Exercise goal
Count how many lines have the word "Services" in them. Reply with that number by itself.

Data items
———
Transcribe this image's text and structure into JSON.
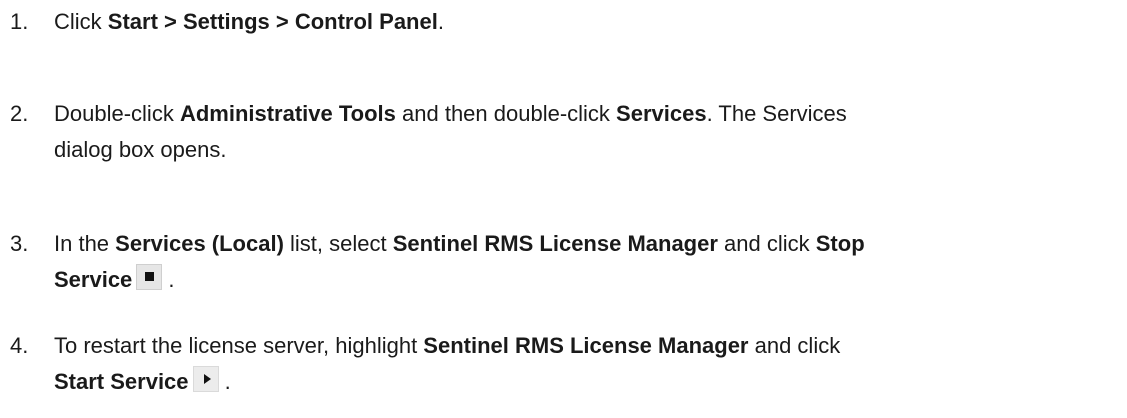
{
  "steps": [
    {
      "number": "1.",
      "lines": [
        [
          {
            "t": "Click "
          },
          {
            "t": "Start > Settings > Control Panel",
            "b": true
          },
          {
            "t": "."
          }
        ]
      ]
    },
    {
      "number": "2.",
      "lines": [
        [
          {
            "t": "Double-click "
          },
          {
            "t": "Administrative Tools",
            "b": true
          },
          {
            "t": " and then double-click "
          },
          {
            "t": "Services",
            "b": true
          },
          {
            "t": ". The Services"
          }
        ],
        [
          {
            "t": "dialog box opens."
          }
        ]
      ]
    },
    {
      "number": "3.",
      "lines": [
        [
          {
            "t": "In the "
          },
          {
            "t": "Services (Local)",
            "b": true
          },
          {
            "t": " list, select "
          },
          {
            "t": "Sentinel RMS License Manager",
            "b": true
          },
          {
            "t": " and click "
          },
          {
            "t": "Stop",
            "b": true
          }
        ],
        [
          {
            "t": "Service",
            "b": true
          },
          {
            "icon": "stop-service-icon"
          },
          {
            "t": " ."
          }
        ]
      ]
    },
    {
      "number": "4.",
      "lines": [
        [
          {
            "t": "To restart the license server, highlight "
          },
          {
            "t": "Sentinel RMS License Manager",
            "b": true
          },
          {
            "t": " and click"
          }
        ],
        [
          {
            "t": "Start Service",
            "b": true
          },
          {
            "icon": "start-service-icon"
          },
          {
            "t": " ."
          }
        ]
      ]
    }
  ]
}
———
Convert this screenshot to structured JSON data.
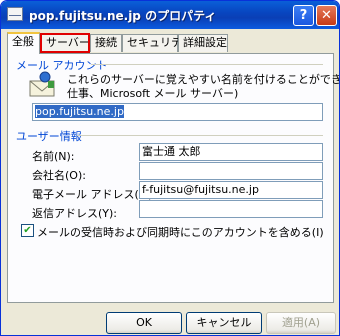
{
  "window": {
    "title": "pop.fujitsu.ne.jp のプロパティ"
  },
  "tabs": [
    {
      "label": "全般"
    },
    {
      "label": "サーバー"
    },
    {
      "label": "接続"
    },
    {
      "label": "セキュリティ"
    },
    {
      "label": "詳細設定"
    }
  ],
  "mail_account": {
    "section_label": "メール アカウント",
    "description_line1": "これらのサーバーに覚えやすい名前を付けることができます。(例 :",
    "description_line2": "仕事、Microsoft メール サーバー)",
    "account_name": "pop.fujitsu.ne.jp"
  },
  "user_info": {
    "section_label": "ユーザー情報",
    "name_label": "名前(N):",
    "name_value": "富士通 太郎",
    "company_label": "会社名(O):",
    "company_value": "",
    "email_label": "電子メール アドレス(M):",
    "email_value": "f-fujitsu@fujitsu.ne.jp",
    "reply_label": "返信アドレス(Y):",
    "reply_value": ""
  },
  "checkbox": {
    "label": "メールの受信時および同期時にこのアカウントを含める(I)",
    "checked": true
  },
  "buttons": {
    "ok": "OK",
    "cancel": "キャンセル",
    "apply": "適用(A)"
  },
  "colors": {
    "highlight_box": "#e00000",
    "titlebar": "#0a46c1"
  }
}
———
Worked solution
3